▶ EXERCISE DETAILS
The records below must be written out exactly, with every picture left behind.

▶ DATA TO PROCESS
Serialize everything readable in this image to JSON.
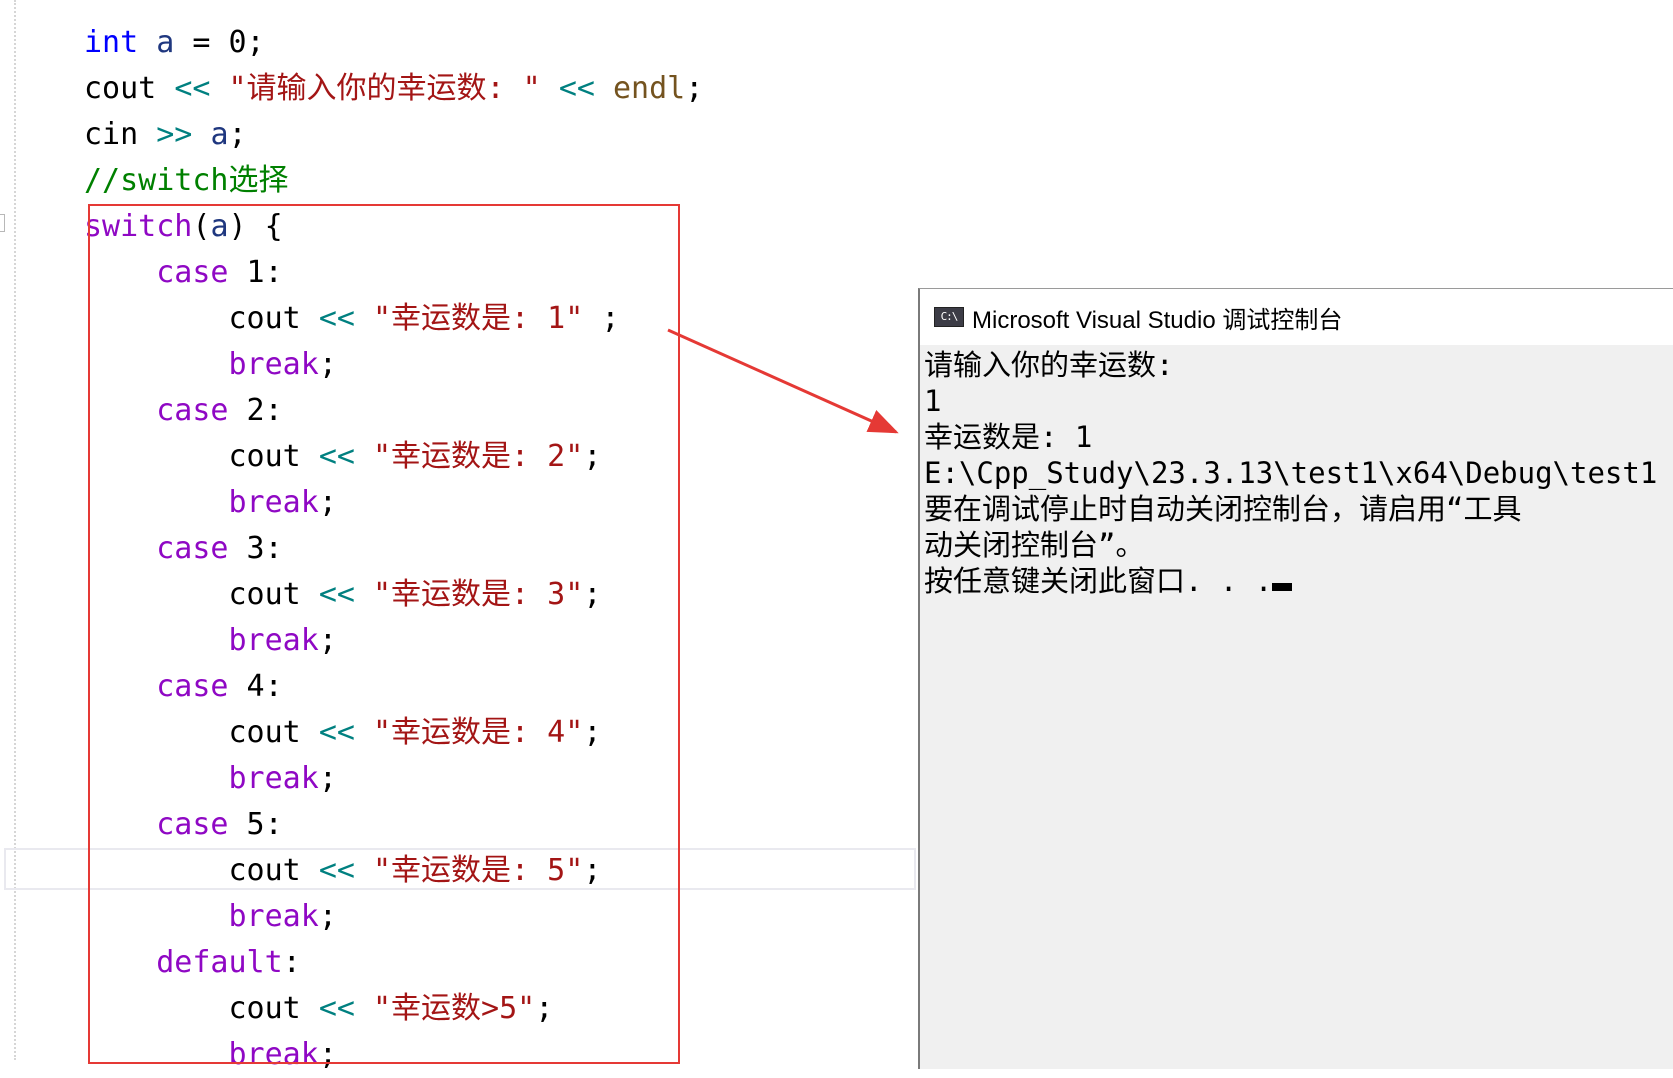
{
  "editor": {
    "lines": [
      [
        {
          "c": "kw",
          "t": "int"
        },
        {
          "c": "",
          "t": " "
        },
        {
          "c": "var",
          "t": "a"
        },
        {
          "c": "",
          "t": " = 0;"
        }
      ],
      [
        {
          "c": "",
          "t": "cout "
        },
        {
          "c": "op",
          "t": "<<"
        },
        {
          "c": "",
          "t": " "
        },
        {
          "c": "str",
          "t": "\"请输入你的幸运数: \""
        },
        {
          "c": "",
          "t": " "
        },
        {
          "c": "op",
          "t": "<<"
        },
        {
          "c": "",
          "t": " "
        },
        {
          "c": "fn",
          "t": "endl"
        },
        {
          "c": "",
          "t": ";"
        }
      ],
      [
        {
          "c": "",
          "t": "cin "
        },
        {
          "c": "op",
          "t": ">>"
        },
        {
          "c": "",
          "t": " "
        },
        {
          "c": "var",
          "t": "a"
        },
        {
          "c": "",
          "t": ";"
        }
      ],
      [
        {
          "c": "cmt",
          "t": "//switch选择"
        }
      ],
      [
        {
          "c": "ctl",
          "t": "switch"
        },
        {
          "c": "",
          "t": "("
        },
        {
          "c": "var",
          "t": "a"
        },
        {
          "c": "",
          "t": ") {"
        }
      ],
      [
        {
          "c": "",
          "t": "    "
        },
        {
          "c": "ctl",
          "t": "case"
        },
        {
          "c": "",
          "t": " 1:"
        }
      ],
      [
        {
          "c": "",
          "t": "        cout "
        },
        {
          "c": "op",
          "t": "<<"
        },
        {
          "c": "",
          "t": " "
        },
        {
          "c": "str",
          "t": "\"幸运数是: 1\""
        },
        {
          "c": "",
          "t": " ;"
        }
      ],
      [
        {
          "c": "",
          "t": "        "
        },
        {
          "c": "ctl",
          "t": "break"
        },
        {
          "c": "",
          "t": ";"
        }
      ],
      [
        {
          "c": "",
          "t": "    "
        },
        {
          "c": "ctl",
          "t": "case"
        },
        {
          "c": "",
          "t": " 2:"
        }
      ],
      [
        {
          "c": "",
          "t": "        cout "
        },
        {
          "c": "op",
          "t": "<<"
        },
        {
          "c": "",
          "t": " "
        },
        {
          "c": "str",
          "t": "\"幸运数是: 2\""
        },
        {
          "c": "",
          "t": ";"
        }
      ],
      [
        {
          "c": "",
          "t": "        "
        },
        {
          "c": "ctl",
          "t": "break"
        },
        {
          "c": "",
          "t": ";"
        }
      ],
      [
        {
          "c": "",
          "t": "    "
        },
        {
          "c": "ctl",
          "t": "case"
        },
        {
          "c": "",
          "t": " 3:"
        }
      ],
      [
        {
          "c": "",
          "t": "        cout "
        },
        {
          "c": "op",
          "t": "<<"
        },
        {
          "c": "",
          "t": " "
        },
        {
          "c": "str",
          "t": "\"幸运数是: 3\""
        },
        {
          "c": "",
          "t": ";"
        }
      ],
      [
        {
          "c": "",
          "t": "        "
        },
        {
          "c": "ctl",
          "t": "break"
        },
        {
          "c": "",
          "t": ";"
        }
      ],
      [
        {
          "c": "",
          "t": "    "
        },
        {
          "c": "ctl",
          "t": "case"
        },
        {
          "c": "",
          "t": " 4:"
        }
      ],
      [
        {
          "c": "",
          "t": "        cout "
        },
        {
          "c": "op",
          "t": "<<"
        },
        {
          "c": "",
          "t": " "
        },
        {
          "c": "str",
          "t": "\"幸运数是: 4\""
        },
        {
          "c": "",
          "t": ";"
        }
      ],
      [
        {
          "c": "",
          "t": "        "
        },
        {
          "c": "ctl",
          "t": "break"
        },
        {
          "c": "",
          "t": ";"
        }
      ],
      [
        {
          "c": "",
          "t": "    "
        },
        {
          "c": "ctl",
          "t": "case"
        },
        {
          "c": "",
          "t": " 5:"
        }
      ],
      [
        {
          "c": "",
          "t": "        cout "
        },
        {
          "c": "op",
          "t": "<<"
        },
        {
          "c": "",
          "t": " "
        },
        {
          "c": "str",
          "t": "\"幸运数是: 5\""
        },
        {
          "c": "",
          "t": ";"
        }
      ],
      [
        {
          "c": "",
          "t": "        "
        },
        {
          "c": "ctl",
          "t": "break"
        },
        {
          "c": "",
          "t": ";"
        }
      ],
      [
        {
          "c": "",
          "t": "    "
        },
        {
          "c": "ctl",
          "t": "default"
        },
        {
          "c": "",
          "t": ":"
        }
      ],
      [
        {
          "c": "",
          "t": "        cout "
        },
        {
          "c": "op",
          "t": "<<"
        },
        {
          "c": "",
          "t": " "
        },
        {
          "c": "str",
          "t": "\"幸运数>5\""
        },
        {
          "c": "",
          "t": ";"
        }
      ],
      [
        {
          "c": "",
          "t": "        "
        },
        {
          "c": "ctl",
          "t": "break"
        },
        {
          "c": "",
          "t": ";"
        }
      ]
    ]
  },
  "annotation": {
    "box_color": "#e53935",
    "arrow_color": "#e53935"
  },
  "console": {
    "icon_text": "C:\\",
    "title": "Microsoft Visual Studio 调试控制台",
    "lines": [
      "请输入你的幸运数:",
      "1",
      "幸运数是: 1",
      "E:\\Cpp_Study\\23.3.13\\test1\\x64\\Debug\\test1",
      "要在调试停止时自动关闭控制台，请启用“工具",
      "动关闭控制台”。",
      "按任意键关闭此窗口. . ."
    ]
  }
}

▶ RESULT OF THIS EXERCISE
Serialize everything readable in this image to JSON.
{
  "editor": {
    "lines": [
      [
        {
          "c": "kw",
          "t": "int"
        },
        {
          "c": "",
          "t": " "
        },
        {
          "c": "var",
          "t": "a"
        },
        {
          "c": "",
          "t": " = 0;"
        }
      ],
      [
        {
          "c": "",
          "t": "cout "
        },
        {
          "c": "op",
          "t": "<<"
        },
        {
          "c": "",
          "t": " "
        },
        {
          "c": "str",
          "t": "\"请输入你的幸运数: \""
        },
        {
          "c": "",
          "t": " "
        },
        {
          "c": "op",
          "t": "<<"
        },
        {
          "c": "",
          "t": " "
        },
        {
          "c": "fn",
          "t": "endl"
        },
        {
          "c": "",
          "t": ";"
        }
      ],
      [
        {
          "c": "",
          "t": "cin "
        },
        {
          "c": "op",
          "t": ">>"
        },
        {
          "c": "",
          "t": " "
        },
        {
          "c": "var",
          "t": "a"
        },
        {
          "c": "",
          "t": ";"
        }
      ],
      [
        {
          "c": "cmt",
          "t": "//switch选择"
        }
      ],
      [
        {
          "c": "ctl",
          "t": "switch"
        },
        {
          "c": "",
          "t": "("
        },
        {
          "c": "var",
          "t": "a"
        },
        {
          "c": "",
          "t": ") {"
        }
      ],
      [
        {
          "c": "",
          "t": "    "
        },
        {
          "c": "ctl",
          "t": "case"
        },
        {
          "c": "",
          "t": " 1:"
        }
      ],
      [
        {
          "c": "",
          "t": "        cout "
        },
        {
          "c": "op",
          "t": "<<"
        },
        {
          "c": "",
          "t": " "
        },
        {
          "c": "str",
          "t": "\"幸运数是: 1\""
        },
        {
          "c": "",
          "t": " ;"
        }
      ],
      [
        {
          "c": "",
          "t": "        "
        },
        {
          "c": "ctl",
          "t": "break"
        },
        {
          "c": "",
          "t": ";"
        }
      ],
      [
        {
          "c": "",
          "t": "    "
        },
        {
          "c": "ctl",
          "t": "case"
        },
        {
          "c": "",
          "t": " 2:"
        }
      ],
      [
        {
          "c": "",
          "t": "        cout "
        },
        {
          "c": "op",
          "t": "<<"
        },
        {
          "c": "",
          "t": " "
        },
        {
          "c": "str",
          "t": "\"幸运数是: 2\""
        },
        {
          "c": "",
          "t": ";"
        }
      ],
      [
        {
          "c": "",
          "t": "        "
        },
        {
          "c": "ctl",
          "t": "break"
        },
        {
          "c": "",
          "t": ";"
        }
      ],
      [
        {
          "c": "",
          "t": "    "
        },
        {
          "c": "ctl",
          "t": "case"
        },
        {
          "c": "",
          "t": " 3:"
        }
      ],
      [
        {
          "c": "",
          "t": "        cout "
        },
        {
          "c": "op",
          "t": "<<"
        },
        {
          "c": "",
          "t": " "
        },
        {
          "c": "str",
          "t": "\"幸运数是: 3\""
        },
        {
          "c": "",
          "t": ";"
        }
      ],
      [
        {
          "c": "",
          "t": "        "
        },
        {
          "c": "ctl",
          "t": "break"
        },
        {
          "c": "",
          "t": ";"
        }
      ],
      [
        {
          "c": "",
          "t": "    "
        },
        {
          "c": "ctl",
          "t": "case"
        },
        {
          "c": "",
          "t": " 4:"
        }
      ],
      [
        {
          "c": "",
          "t": "        cout "
        },
        {
          "c": "op",
          "t": "<<"
        },
        {
          "c": "",
          "t": " "
        },
        {
          "c": "str",
          "t": "\"幸运数是: 4\""
        },
        {
          "c": "",
          "t": ";"
        }
      ],
      [
        {
          "c": "",
          "t": "        "
        },
        {
          "c": "ctl",
          "t": "break"
        },
        {
          "c": "",
          "t": ";"
        }
      ],
      [
        {
          "c": "",
          "t": "    "
        },
        {
          "c": "ctl",
          "t": "case"
        },
        {
          "c": "",
          "t": " 5:"
        }
      ],
      [
        {
          "c": "",
          "t": "        cout "
        },
        {
          "c": "op",
          "t": "<<"
        },
        {
          "c": "",
          "t": " "
        },
        {
          "c": "str",
          "t": "\"幸运数是: 5\""
        },
        {
          "c": "",
          "t": ";"
        }
      ],
      [
        {
          "c": "",
          "t": "        "
        },
        {
          "c": "ctl",
          "t": "break"
        },
        {
          "c": "",
          "t": ";"
        }
      ],
      [
        {
          "c": "",
          "t": "    "
        },
        {
          "c": "ctl",
          "t": "default"
        },
        {
          "c": "",
          "t": ":"
        }
      ],
      [
        {
          "c": "",
          "t": "        cout "
        },
        {
          "c": "op",
          "t": "<<"
        },
        {
          "c": "",
          "t": " "
        },
        {
          "c": "str",
          "t": "\"幸运数>5\""
        },
        {
          "c": "",
          "t": ";"
        }
      ],
      [
        {
          "c": "",
          "t": "        "
        },
        {
          "c": "ctl",
          "t": "break"
        },
        {
          "c": "",
          "t": ";"
        }
      ]
    ]
  },
  "annotation": {
    "box_color": "#e53935",
    "arrow_color": "#e53935"
  },
  "console": {
    "icon_text": "C:\\",
    "title": "Microsoft Visual Studio 调试控制台",
    "lines": [
      "请输入你的幸运数:",
      "1",
      "幸运数是: 1",
      "E:\\Cpp_Study\\23.3.13\\test1\\x64\\Debug\\test1",
      "要在调试停止时自动关闭控制台，请启用“工具",
      "动关闭控制台”。",
      "按任意键关闭此窗口. . ."
    ]
  }
}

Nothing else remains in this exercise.